### Input records:

**********

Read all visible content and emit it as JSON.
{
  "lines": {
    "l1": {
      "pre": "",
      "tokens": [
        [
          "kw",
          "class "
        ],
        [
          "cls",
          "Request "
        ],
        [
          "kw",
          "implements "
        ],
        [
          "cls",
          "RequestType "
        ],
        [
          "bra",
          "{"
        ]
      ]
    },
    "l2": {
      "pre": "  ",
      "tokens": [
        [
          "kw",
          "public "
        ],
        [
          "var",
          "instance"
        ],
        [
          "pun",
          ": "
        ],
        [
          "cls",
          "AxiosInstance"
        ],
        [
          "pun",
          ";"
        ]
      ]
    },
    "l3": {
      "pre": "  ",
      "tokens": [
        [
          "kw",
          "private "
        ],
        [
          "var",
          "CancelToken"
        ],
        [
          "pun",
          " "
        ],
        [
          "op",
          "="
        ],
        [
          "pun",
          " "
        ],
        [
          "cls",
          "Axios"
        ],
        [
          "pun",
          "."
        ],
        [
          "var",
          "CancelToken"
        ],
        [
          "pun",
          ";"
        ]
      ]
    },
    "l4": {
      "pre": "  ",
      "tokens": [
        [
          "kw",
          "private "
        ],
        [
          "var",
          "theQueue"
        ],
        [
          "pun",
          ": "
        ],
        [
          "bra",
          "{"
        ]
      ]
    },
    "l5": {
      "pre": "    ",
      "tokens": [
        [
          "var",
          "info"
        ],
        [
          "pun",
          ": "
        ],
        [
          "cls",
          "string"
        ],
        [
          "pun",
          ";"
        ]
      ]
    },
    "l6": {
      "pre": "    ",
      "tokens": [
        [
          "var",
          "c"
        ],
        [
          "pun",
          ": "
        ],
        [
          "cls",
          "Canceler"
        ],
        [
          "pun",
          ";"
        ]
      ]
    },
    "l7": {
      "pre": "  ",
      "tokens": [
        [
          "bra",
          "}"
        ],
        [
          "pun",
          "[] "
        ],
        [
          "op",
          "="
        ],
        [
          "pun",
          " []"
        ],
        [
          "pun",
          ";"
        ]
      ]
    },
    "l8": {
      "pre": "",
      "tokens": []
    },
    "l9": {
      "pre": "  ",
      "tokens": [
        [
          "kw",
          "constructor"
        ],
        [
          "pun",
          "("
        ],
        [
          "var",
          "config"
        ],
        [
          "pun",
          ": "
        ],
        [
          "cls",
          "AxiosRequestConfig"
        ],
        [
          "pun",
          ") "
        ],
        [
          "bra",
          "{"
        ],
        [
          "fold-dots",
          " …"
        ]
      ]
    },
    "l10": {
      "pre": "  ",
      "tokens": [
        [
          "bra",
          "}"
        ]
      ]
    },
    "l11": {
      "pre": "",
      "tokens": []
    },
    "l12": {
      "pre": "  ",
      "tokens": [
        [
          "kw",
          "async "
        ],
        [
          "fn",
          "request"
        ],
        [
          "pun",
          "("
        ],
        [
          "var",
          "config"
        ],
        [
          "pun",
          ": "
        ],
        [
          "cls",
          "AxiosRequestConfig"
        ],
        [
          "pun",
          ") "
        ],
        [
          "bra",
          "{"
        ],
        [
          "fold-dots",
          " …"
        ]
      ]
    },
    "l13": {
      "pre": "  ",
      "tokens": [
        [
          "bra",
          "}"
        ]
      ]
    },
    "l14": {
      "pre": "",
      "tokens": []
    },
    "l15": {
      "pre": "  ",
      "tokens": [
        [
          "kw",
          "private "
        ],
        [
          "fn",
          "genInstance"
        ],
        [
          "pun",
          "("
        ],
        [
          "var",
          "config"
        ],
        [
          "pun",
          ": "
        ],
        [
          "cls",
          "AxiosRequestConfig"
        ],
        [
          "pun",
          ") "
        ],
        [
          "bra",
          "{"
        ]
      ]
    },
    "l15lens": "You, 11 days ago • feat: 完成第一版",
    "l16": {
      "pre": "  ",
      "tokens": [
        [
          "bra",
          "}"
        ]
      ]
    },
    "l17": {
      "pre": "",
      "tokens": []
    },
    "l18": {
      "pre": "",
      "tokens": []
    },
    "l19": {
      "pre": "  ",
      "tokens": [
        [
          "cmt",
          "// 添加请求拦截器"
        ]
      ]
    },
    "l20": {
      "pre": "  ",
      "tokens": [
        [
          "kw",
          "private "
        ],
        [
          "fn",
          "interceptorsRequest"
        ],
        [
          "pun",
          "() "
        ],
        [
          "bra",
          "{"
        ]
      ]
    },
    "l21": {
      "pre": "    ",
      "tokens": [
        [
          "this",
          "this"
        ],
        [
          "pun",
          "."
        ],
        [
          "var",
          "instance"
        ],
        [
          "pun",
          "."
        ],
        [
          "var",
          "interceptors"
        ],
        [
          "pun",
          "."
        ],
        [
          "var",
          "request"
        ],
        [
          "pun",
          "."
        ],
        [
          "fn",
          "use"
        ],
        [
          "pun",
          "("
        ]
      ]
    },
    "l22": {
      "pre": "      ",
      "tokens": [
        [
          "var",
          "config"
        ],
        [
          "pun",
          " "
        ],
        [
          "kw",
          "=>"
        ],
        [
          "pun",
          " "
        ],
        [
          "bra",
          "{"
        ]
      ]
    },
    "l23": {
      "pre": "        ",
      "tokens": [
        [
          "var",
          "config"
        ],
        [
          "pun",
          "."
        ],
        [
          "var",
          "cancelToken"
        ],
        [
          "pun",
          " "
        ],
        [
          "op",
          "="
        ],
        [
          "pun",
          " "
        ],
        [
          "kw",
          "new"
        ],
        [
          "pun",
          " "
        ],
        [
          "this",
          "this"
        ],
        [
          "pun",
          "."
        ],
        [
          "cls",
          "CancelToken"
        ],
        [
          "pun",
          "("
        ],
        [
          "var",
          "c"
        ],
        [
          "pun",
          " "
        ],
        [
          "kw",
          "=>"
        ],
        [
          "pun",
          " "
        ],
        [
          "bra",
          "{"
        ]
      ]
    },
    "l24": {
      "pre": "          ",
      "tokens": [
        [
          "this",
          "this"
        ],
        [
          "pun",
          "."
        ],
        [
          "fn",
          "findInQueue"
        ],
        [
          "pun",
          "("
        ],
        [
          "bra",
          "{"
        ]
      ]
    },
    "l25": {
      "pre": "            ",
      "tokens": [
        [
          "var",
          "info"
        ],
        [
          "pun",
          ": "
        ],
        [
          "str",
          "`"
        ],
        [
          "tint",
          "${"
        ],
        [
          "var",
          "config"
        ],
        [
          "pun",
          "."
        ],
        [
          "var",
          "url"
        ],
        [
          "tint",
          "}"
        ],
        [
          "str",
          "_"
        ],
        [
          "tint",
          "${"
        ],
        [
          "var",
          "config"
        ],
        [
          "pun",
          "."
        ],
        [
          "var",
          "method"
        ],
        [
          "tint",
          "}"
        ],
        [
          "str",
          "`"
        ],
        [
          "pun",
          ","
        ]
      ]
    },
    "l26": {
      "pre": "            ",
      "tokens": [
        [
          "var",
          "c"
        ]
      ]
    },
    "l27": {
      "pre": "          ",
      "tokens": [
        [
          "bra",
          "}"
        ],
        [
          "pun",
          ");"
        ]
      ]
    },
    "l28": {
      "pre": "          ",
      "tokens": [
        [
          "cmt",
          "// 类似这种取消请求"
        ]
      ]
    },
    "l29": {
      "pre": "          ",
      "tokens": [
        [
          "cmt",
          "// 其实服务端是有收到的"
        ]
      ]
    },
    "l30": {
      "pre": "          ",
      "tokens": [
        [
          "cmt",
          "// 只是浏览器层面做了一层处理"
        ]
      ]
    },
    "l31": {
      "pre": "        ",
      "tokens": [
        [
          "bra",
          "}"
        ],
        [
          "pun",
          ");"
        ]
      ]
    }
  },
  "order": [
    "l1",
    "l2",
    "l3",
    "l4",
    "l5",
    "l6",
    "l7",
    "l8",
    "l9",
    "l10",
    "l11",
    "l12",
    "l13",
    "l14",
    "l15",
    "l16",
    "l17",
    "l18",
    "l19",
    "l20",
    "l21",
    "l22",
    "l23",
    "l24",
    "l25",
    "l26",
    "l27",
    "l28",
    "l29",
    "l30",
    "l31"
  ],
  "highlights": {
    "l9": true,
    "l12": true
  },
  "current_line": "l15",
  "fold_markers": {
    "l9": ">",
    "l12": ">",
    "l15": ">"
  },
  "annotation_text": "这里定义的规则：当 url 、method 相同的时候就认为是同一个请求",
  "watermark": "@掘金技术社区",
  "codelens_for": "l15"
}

**********

### Your task:
Lines containing the string "method" are to be selected and copied.

### Full answer:
          "method"
  "annotation_text": "这里定义的规则：当 url 、method 相同的时候就认为是同一个请求",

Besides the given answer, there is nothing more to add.